Given request: Where a line in the listing contains the string "account", copy that line out.

Dataset content:
════

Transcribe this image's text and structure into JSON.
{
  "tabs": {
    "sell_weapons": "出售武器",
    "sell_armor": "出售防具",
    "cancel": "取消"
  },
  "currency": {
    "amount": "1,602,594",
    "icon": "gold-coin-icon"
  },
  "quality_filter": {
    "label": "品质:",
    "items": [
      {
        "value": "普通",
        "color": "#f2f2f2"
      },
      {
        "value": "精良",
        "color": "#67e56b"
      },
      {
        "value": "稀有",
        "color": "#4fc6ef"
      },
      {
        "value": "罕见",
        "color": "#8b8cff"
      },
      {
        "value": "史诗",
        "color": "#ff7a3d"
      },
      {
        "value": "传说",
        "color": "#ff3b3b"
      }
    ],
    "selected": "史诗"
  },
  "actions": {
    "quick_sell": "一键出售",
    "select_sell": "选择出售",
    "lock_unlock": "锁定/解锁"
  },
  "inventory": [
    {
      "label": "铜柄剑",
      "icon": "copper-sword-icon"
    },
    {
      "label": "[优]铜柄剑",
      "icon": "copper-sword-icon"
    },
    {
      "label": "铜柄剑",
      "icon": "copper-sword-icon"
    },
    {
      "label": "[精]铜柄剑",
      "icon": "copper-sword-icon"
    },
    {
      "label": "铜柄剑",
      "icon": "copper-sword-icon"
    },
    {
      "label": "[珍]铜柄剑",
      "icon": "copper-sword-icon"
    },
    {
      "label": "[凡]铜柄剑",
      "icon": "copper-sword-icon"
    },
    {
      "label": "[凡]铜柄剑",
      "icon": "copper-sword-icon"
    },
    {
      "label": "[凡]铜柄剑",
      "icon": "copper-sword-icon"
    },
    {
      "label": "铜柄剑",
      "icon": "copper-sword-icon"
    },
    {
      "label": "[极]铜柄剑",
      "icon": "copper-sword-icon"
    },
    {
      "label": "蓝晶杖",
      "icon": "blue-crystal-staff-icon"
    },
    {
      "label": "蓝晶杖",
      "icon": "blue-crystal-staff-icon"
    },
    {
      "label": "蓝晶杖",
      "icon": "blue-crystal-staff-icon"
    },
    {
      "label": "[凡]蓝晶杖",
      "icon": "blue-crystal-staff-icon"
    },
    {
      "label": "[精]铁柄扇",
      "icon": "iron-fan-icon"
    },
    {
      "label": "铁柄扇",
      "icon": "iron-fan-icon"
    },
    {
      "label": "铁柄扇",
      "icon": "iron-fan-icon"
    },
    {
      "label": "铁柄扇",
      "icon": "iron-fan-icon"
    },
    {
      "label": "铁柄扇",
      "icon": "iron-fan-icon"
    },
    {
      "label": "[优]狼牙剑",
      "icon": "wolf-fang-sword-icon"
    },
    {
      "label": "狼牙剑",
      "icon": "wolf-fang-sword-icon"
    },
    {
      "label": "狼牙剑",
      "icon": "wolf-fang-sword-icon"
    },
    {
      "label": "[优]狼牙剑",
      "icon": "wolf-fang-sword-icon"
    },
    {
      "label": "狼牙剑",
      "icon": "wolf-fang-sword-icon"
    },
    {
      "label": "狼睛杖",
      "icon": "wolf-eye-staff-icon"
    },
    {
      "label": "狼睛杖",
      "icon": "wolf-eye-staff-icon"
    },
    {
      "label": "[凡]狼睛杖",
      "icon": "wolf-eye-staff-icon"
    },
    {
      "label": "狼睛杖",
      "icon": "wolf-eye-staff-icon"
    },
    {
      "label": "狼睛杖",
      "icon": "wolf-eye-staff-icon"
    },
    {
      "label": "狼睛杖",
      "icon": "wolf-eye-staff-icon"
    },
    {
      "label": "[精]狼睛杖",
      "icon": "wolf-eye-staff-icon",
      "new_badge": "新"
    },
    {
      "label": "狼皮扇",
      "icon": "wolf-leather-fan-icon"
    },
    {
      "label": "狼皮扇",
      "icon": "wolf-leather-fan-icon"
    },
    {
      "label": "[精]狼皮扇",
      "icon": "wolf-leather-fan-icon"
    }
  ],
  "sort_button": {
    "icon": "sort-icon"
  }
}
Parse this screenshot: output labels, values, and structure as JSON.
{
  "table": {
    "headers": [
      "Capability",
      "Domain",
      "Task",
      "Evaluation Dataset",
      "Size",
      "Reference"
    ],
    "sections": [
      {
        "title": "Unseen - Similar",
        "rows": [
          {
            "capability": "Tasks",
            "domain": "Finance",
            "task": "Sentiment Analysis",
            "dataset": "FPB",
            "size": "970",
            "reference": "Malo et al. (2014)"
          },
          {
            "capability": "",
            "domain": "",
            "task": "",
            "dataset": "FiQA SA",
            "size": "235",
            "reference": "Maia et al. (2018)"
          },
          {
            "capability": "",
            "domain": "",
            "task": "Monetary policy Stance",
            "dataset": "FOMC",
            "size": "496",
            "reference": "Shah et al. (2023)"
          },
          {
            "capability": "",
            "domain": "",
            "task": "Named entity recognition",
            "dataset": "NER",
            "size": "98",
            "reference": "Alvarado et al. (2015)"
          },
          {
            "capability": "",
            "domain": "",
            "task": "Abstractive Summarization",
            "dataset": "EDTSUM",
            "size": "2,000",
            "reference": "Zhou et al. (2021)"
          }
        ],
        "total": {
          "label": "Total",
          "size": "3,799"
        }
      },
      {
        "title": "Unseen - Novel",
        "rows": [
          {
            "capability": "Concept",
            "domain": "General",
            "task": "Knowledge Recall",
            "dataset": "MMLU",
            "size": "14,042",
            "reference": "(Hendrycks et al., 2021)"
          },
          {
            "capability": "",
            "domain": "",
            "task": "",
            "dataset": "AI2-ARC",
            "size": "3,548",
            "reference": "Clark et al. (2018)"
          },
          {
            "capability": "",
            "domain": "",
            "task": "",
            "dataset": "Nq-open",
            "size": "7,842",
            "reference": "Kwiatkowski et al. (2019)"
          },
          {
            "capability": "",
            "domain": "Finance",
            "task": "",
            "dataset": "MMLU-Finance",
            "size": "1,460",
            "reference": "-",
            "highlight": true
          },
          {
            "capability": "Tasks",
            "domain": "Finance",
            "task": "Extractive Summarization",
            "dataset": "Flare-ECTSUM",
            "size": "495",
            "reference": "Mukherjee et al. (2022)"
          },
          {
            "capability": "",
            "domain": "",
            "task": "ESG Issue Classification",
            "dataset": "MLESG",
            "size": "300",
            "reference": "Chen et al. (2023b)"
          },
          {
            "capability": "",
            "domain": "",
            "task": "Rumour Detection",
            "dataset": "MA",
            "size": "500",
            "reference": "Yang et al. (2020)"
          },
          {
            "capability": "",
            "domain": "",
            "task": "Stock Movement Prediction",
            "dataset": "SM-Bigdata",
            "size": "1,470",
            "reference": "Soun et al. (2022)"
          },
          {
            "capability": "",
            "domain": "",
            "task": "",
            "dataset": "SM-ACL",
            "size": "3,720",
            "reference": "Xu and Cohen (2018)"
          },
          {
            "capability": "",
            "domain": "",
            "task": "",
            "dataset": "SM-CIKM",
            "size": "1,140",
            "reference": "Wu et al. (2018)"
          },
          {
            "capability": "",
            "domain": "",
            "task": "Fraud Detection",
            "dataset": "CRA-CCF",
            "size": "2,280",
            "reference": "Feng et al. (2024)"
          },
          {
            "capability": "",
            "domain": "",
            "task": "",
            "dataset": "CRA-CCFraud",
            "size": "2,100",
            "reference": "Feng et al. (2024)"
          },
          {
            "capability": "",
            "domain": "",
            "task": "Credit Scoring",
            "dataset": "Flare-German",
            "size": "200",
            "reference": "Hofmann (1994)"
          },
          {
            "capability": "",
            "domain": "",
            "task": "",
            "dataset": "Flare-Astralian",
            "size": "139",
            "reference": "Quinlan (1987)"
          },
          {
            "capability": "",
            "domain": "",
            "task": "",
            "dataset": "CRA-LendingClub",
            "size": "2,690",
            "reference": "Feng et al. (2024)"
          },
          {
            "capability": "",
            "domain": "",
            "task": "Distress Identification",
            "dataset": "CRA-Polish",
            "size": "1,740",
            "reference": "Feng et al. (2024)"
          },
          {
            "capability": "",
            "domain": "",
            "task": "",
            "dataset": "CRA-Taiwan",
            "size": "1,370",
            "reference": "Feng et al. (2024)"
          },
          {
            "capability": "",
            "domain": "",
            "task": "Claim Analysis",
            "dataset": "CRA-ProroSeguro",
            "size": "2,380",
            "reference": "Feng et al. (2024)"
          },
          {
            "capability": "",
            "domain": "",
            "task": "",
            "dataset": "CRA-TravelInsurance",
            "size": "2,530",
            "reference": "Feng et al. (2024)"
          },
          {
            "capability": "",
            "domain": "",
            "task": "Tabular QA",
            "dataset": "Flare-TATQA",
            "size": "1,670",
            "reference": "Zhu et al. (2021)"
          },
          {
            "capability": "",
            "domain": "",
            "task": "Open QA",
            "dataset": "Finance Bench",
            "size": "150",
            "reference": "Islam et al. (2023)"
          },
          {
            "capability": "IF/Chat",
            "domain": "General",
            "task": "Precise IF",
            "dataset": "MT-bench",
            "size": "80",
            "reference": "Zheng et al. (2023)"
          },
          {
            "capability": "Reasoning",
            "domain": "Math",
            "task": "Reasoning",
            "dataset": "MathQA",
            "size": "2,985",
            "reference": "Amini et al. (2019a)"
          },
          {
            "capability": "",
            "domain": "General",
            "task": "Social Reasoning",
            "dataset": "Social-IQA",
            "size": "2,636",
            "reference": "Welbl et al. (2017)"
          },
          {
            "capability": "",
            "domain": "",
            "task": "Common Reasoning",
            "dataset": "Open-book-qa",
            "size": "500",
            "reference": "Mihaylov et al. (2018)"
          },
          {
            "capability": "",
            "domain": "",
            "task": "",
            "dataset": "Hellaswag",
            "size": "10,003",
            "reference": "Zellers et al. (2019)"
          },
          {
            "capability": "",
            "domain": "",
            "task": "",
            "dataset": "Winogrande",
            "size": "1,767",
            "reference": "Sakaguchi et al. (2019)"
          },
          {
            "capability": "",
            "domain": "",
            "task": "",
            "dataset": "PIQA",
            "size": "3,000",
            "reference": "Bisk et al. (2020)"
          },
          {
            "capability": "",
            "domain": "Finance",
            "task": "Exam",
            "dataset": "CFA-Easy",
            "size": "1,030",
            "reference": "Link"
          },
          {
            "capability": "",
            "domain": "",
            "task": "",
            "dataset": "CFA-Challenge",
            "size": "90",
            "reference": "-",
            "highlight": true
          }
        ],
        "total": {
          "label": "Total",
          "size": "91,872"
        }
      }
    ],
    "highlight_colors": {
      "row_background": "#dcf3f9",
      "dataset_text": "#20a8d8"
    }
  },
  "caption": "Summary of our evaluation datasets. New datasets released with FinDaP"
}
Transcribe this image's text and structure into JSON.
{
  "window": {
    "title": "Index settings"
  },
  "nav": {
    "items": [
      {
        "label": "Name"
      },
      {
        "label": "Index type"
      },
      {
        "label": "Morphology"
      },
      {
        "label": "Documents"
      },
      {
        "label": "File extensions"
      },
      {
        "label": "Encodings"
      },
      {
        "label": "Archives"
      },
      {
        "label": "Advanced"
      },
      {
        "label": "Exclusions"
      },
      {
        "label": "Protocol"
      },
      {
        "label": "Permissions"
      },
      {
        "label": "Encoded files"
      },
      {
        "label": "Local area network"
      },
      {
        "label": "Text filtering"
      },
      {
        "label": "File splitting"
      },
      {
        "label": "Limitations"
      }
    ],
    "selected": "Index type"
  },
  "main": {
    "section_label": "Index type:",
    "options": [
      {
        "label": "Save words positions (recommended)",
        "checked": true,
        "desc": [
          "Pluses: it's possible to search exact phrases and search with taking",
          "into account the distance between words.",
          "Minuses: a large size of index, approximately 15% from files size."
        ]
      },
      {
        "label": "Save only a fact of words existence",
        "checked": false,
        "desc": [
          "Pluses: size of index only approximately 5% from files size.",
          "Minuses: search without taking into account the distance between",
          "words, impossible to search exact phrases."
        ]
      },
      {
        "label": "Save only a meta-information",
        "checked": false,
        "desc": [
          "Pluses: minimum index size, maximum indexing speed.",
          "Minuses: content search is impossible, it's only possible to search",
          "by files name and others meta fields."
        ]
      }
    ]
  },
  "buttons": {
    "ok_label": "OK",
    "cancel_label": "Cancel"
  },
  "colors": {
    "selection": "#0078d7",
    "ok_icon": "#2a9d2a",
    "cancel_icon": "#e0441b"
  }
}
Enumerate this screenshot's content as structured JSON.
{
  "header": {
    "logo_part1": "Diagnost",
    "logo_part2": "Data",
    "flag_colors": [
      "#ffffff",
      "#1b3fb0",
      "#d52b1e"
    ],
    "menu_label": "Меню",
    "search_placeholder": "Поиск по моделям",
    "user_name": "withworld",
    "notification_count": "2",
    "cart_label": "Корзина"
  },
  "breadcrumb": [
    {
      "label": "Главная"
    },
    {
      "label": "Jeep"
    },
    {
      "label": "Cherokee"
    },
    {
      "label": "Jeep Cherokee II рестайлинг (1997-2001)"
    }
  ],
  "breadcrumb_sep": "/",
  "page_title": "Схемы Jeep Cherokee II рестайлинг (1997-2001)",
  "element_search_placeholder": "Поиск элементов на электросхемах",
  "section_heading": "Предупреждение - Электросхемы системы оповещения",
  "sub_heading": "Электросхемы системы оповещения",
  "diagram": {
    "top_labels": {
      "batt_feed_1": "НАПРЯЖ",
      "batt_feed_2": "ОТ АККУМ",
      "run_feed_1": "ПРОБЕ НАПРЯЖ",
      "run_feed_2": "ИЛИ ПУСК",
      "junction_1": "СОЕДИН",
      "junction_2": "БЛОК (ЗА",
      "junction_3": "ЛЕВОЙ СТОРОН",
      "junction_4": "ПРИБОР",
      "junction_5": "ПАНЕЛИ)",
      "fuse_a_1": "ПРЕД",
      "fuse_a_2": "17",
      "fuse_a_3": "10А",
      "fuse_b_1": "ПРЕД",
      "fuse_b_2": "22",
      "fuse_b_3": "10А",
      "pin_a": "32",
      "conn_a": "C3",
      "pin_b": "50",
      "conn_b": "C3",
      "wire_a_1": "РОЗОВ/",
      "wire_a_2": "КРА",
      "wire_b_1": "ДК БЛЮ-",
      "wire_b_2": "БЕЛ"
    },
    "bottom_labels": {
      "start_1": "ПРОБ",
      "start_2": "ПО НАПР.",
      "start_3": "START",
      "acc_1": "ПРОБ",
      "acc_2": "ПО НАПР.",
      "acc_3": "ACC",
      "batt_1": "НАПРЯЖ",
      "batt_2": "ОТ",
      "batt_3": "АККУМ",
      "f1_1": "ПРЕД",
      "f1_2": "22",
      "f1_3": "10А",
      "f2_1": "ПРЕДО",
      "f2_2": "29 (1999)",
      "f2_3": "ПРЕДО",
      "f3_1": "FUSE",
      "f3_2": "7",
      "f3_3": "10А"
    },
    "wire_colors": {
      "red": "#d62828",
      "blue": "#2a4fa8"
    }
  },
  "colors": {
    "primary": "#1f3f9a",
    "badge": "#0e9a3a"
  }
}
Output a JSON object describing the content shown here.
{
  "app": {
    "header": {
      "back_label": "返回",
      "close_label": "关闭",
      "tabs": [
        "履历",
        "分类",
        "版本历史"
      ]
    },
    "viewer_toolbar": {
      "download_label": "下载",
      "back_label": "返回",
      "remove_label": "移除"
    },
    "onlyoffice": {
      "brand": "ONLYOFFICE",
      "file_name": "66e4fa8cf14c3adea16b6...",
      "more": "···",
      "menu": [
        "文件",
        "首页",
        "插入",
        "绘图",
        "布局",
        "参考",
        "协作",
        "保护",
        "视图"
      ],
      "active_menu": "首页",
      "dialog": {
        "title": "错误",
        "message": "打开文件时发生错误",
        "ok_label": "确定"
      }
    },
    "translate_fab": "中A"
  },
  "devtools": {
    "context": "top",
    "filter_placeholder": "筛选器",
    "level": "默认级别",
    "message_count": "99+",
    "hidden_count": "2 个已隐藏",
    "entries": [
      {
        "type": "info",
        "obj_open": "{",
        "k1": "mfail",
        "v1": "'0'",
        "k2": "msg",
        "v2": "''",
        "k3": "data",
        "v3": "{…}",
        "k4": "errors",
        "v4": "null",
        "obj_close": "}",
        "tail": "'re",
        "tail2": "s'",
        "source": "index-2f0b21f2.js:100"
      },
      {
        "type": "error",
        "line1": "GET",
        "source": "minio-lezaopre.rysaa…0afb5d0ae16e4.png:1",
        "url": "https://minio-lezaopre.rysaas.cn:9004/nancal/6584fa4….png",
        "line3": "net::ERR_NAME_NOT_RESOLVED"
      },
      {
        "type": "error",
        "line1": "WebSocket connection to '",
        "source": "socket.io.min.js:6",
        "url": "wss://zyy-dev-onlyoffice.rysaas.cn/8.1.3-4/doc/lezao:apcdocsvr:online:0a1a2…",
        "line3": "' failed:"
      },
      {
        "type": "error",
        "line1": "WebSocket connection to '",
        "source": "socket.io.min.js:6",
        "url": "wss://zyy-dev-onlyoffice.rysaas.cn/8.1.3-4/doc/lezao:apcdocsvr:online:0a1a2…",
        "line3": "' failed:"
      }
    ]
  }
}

════

Exercise answer:
          "into account the distance between words.",
          "Minuses: search without taking into account the distance between",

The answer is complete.